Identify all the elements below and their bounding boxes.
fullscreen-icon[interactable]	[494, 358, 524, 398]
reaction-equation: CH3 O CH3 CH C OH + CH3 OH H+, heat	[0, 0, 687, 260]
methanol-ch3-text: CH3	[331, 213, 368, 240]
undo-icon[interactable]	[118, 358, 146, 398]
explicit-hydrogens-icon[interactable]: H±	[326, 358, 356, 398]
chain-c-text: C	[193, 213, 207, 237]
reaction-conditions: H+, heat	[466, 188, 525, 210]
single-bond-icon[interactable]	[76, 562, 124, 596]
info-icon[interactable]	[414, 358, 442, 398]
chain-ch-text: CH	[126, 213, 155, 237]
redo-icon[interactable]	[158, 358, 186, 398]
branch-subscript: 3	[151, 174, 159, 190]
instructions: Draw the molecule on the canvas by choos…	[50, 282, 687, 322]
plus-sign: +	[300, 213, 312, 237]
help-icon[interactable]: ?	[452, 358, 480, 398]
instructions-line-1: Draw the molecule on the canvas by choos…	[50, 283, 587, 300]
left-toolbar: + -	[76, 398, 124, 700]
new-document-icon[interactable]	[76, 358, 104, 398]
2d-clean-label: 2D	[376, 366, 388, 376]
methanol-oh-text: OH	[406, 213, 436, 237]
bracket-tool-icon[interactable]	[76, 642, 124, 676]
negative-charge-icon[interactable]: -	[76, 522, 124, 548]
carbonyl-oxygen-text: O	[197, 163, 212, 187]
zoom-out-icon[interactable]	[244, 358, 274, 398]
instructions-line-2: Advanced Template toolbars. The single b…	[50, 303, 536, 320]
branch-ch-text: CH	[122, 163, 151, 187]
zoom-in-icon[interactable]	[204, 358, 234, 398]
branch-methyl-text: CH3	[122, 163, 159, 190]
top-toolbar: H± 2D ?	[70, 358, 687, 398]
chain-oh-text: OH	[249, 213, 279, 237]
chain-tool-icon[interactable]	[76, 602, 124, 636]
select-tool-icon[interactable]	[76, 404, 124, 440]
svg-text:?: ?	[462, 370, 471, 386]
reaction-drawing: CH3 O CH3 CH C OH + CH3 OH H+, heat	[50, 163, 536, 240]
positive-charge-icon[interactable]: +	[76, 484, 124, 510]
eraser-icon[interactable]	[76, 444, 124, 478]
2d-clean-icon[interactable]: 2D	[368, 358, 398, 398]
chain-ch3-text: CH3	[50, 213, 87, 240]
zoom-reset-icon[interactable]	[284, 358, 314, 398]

================

Return every line of the material above word for word, in its original order.

Identify all the elements below and their bounding boxes.
fullscreen-icon[interactable]	[494, 358, 524, 398]
reaction-equation: CH3 O CH3 CH C OH + CH3 OH H+, heat	[0, 0, 687, 260]
methanol-ch3-text: CH3	[331, 213, 368, 240]
undo-icon[interactable]	[118, 358, 146, 398]
explicit-hydrogens-icon[interactable]: H±	[326, 358, 356, 398]
chain-c-text: C	[193, 213, 207, 237]
reaction-conditions: H+, heat	[466, 188, 525, 210]
single-bond-icon[interactable]	[76, 562, 124, 596]
info-icon[interactable]	[414, 358, 442, 398]
chain-ch-text: CH	[126, 213, 155, 237]
redo-icon[interactable]	[158, 358, 186, 398]
branch-subscript: 3	[151, 174, 159, 190]
instructions: Draw the molecule on the canvas by choos…	[50, 282, 687, 322]
plus-sign: +	[300, 213, 312, 237]
help-icon[interactable]: ?	[452, 358, 480, 398]
instructions-line-1: Draw the molecule on the canvas by choos…	[50, 283, 587, 300]
left-toolbar: + -	[76, 398, 124, 700]
new-document-icon[interactable]	[76, 358, 104, 398]
2d-clean-label: 2D	[376, 366, 388, 376]
methanol-oh-text: OH	[406, 213, 436, 237]
bracket-tool-icon[interactable]	[76, 642, 124, 676]
negative-charge-icon[interactable]: -	[76, 522, 124, 548]
carbonyl-oxygen-text: O	[197, 163, 212, 187]
zoom-out-icon[interactable]	[244, 358, 274, 398]
instructions-line-2: Advanced Template toolbars. The single b…	[50, 303, 536, 320]
branch-ch-text: CH	[122, 163, 151, 187]
zoom-in-icon[interactable]	[204, 358, 234, 398]
branch-methyl-text: CH3	[122, 163, 159, 190]
top-toolbar: H± 2D ?	[70, 358, 687, 398]
chain-oh-text: OH	[249, 213, 279, 237]
chain-tool-icon[interactable]	[76, 602, 124, 636]
select-tool-icon[interactable]	[76, 404, 124, 440]
svg-text:?: ?	[462, 370, 471, 386]
reaction-drawing: CH3 O CH3 CH C OH + CH3 OH H+, heat	[50, 163, 536, 240]
positive-charge-icon[interactable]: +	[76, 484, 124, 510]
eraser-icon[interactable]	[76, 444, 124, 478]
2d-clean-icon[interactable]: 2D	[368, 358, 398, 398]
chain-ch3-text: CH3	[50, 213, 87, 240]
zoom-reset-icon[interactable]	[284, 358, 314, 398]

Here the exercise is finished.